> [SÉRIE D’EXERCICES]:
**1)** Les affirmations (a), (b) et (c) concordent-elles avec le texte sur les sensations et les idées ? Répondez par oui ou par non pour chacune, en citant à l’identique les mots du texte qui tranchent.
(a) Un aveugle de naissance n’a aucune idée des couleurs.
(b) Nous avons une idée de la substance.
(c) Le mot « substance » vient d’un mot grec.
**2)** Reprenez, s’il vous plaît, le passage du texte sur les sensations et les idées qui va de « Les sensations ne » jusqu’à « ayons point d’idée. », en changeant « quelque chose » en « quelque réalité ».

> [TEXTE CHOISI]:
Lorsque les corps sont présens nous les connoissons par les sensations qu’ils font sur nous, lorsqu’ils sont absens nous les connoissons par le souvenir des sensations qu’ils ont faites ; nous n’avons pas d’autre manière de les connoître.

Ce sont donc les sensations qui nous représentent les corps, ce sont elles qui nous les représentent lorsqu’elles existent actuellement dans l’ame ; et ce sont elles encore qui les représentent lorsqu’elles ne subsistent que dans le souvenir que nous en conservons.

Les sensations considérées comme représentant les corps se nomment idées, mot qui dans son origine n’a signifié que ce que no[u]s entendons par image.

Puisque les images qui nous représentent les corps ou les idées sont des sensations, autant nous avons de sensations différentes, autant nous avons d’idées ; et puisque nos sensations sont originairement nos seules idées, il ne nous est pas possible d’avoir des idées lorsque les sensations viennent à nous manquer. Un aveugle né n’a point d’idée des couleurs ; un sourd-muet n’a point d’idée des sons et si nous avions un sixième sens, nous aurions des idées que nous n’avons pas.

Les choses que nos idées ou nos sensations nous représentent dans les corps, se nomment qualités, manière d’être ou modifications. |4 qualités, parce que par elles les corps sont distingués les uns des autres, manière d’être, parce que c’est la manière dont ils existent ; modifications, parce qu’une qualité de plus ou de moins modifie un corps, c.a.d. produit quelques changemens dans sa manière d’exister. Les qualités qui sont tellement propre à une chose qu’elles ne sauroient convenir à une autre, se nomment propriétés. par exemple, éternel est une propriété qui ne convient qu’à Dieu.

Dès que les qualités distinguent les corps et qu’elles en sont des manières d’être, il y a dans les corps quelque chose que ces qualités modifient qui en est le soutien ou le sujet, que nous nous représentons dessous et que par cette raison nous appelons substance, du mot latin substare qui signifie être dessous.

Les sensations ne nous représentent pas ce quelque chose, nous n’en avons aucune idée ; mais puisque les qualités modifient, il faut bien qu’il y ait quelque chose qui soit modifié. Le mot substance est donc un nom donné à une chose que nous savons exister quoique nous n’en ayons point d’idée.

[Une suite de lignes]

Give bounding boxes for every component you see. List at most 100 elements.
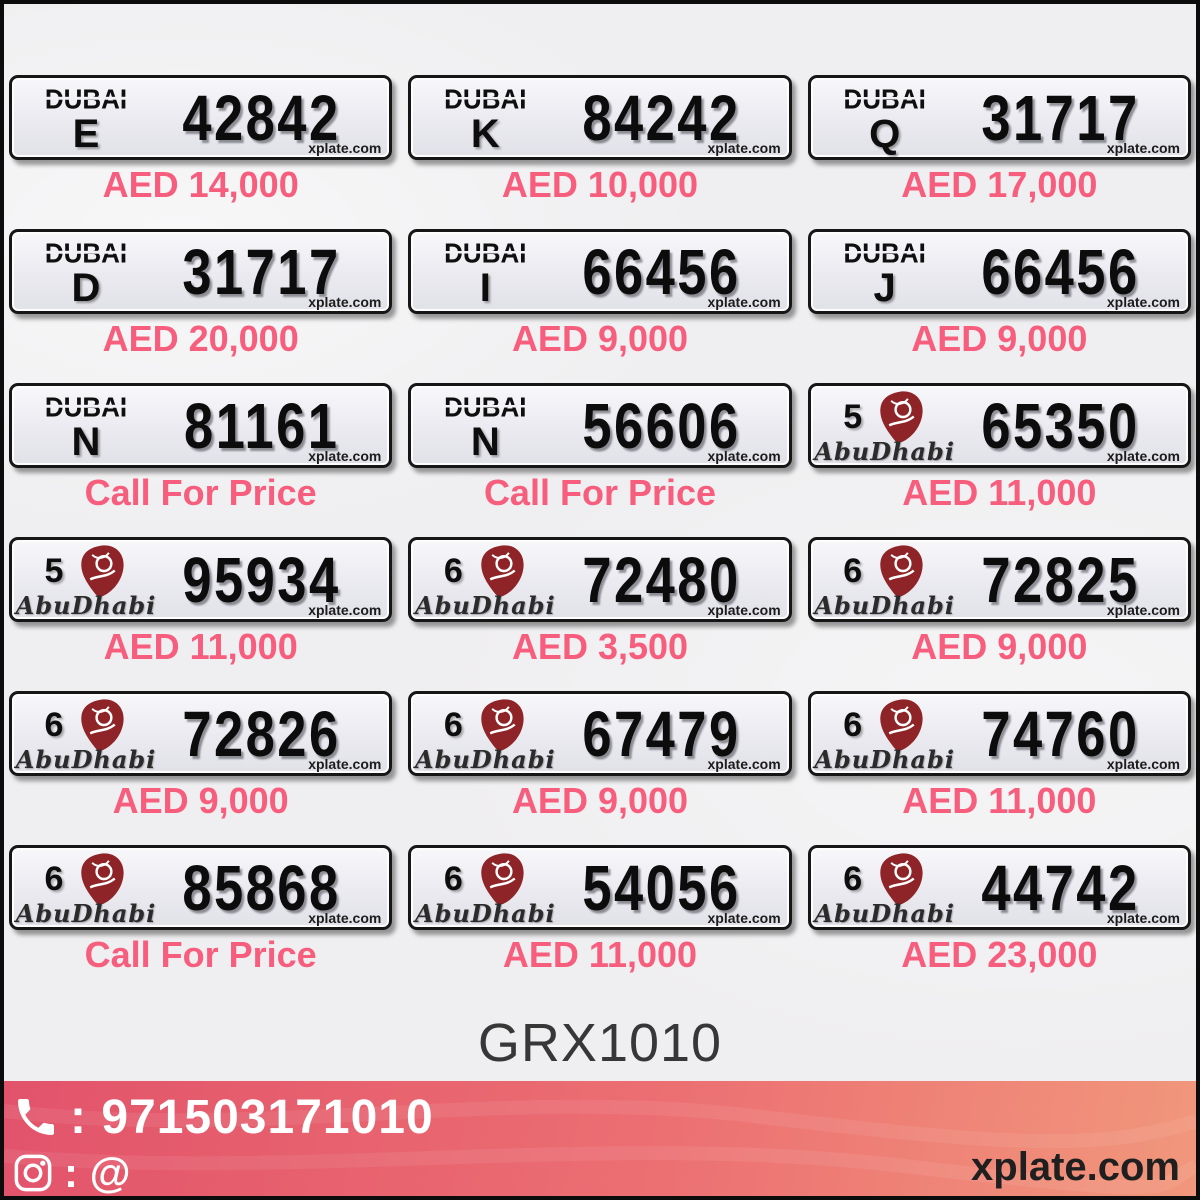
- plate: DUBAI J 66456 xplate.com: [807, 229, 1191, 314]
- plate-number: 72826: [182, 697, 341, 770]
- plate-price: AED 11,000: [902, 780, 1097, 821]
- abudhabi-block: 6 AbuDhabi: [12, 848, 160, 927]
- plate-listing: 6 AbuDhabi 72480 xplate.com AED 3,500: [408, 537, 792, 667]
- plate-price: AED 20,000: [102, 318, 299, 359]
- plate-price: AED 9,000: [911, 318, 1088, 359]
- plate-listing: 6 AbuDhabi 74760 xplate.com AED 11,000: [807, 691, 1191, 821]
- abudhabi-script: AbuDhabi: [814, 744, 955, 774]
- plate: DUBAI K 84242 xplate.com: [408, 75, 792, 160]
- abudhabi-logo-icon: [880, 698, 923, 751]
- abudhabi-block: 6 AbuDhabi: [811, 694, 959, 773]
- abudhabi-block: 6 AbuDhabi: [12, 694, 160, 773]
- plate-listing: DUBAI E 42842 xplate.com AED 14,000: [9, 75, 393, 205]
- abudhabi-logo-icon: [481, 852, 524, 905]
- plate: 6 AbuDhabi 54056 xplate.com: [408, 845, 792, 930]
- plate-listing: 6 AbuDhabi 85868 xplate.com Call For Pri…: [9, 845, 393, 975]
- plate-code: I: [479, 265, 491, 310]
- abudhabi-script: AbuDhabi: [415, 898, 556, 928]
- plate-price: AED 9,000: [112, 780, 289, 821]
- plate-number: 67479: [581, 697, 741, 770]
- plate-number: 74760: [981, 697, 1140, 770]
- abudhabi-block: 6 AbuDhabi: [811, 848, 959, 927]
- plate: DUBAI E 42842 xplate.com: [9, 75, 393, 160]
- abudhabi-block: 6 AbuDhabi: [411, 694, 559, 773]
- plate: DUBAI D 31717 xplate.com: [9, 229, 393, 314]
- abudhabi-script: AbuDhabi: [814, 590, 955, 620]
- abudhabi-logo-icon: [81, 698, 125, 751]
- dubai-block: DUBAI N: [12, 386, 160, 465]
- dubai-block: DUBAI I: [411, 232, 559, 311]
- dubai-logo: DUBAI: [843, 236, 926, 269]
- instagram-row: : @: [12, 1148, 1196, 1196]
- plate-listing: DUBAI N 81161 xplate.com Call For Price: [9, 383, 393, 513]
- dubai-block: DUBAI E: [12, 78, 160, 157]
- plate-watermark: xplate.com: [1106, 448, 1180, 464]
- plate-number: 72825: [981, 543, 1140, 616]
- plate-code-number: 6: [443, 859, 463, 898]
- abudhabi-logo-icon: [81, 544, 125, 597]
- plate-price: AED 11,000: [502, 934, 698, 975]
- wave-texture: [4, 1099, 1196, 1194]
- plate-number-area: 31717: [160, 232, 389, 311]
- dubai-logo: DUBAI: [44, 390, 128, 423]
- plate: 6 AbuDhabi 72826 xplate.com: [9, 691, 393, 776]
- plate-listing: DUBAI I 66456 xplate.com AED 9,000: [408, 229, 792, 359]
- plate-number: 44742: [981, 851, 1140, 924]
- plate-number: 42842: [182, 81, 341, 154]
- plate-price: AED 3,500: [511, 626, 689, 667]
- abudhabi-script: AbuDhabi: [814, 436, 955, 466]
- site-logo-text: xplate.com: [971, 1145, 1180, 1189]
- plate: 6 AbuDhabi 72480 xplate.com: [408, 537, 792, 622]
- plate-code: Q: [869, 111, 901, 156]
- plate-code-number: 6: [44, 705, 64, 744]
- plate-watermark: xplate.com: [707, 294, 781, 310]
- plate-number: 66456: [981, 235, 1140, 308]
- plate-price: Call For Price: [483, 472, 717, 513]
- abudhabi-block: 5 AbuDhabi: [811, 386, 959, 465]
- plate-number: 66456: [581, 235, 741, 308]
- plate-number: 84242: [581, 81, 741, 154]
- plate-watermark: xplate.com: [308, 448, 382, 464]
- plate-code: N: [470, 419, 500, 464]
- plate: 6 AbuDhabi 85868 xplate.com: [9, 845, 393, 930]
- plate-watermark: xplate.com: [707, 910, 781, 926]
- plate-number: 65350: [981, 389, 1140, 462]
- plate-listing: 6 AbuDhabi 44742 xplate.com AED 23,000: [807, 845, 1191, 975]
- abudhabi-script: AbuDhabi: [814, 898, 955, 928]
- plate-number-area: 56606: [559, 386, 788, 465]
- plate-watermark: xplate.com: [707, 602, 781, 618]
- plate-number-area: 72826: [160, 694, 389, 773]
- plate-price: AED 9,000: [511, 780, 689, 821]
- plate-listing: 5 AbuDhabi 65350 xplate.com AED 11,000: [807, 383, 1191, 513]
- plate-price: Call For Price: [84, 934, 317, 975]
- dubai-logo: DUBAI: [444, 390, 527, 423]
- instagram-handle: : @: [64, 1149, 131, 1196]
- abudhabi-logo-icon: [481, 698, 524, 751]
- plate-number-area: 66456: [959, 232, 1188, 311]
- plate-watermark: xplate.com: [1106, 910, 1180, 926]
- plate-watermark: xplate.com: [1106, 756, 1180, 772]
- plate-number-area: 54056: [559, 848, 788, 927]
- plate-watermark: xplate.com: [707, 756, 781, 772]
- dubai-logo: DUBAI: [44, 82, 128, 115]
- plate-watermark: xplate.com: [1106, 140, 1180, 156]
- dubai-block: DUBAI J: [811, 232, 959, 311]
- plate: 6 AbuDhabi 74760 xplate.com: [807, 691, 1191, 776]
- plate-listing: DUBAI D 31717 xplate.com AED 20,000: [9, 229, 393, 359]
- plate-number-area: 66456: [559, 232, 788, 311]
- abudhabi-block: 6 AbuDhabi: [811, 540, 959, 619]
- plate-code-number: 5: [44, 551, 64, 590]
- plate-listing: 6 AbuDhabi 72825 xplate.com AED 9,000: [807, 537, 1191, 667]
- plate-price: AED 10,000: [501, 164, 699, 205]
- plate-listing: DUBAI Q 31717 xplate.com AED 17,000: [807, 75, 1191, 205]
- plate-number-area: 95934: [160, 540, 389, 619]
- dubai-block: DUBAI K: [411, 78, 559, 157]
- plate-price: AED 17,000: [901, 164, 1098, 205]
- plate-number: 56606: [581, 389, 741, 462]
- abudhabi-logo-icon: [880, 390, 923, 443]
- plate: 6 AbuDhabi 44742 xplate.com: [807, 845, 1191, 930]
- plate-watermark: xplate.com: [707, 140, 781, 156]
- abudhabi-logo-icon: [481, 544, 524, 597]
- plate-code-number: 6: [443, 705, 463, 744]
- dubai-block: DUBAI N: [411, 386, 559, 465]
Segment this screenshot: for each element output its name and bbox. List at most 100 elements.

> [CORRIGÉ DES EXERCICES]:
**1)**
(a) Oui : « Un aveugle né n’a point d’idée des couleurs ».
(b) Non : « Les sensations ne nous représentent pas ce quelque chose, nous n’en avons aucune idée ».
(c) Non : « du mot latin substare qui signifie être dessous ».

**2)**
Les sensations ne nous représentent pas ce quelque réalité, nous n’en avons aucune idée ; mais puisque les qualités modifient, il faut bien qu’il y ait quelque réalité qui soit modifié. Le mot substance est donc un nom donné à une chose que nous savons exister quoique nous n’en ayons point d’idée.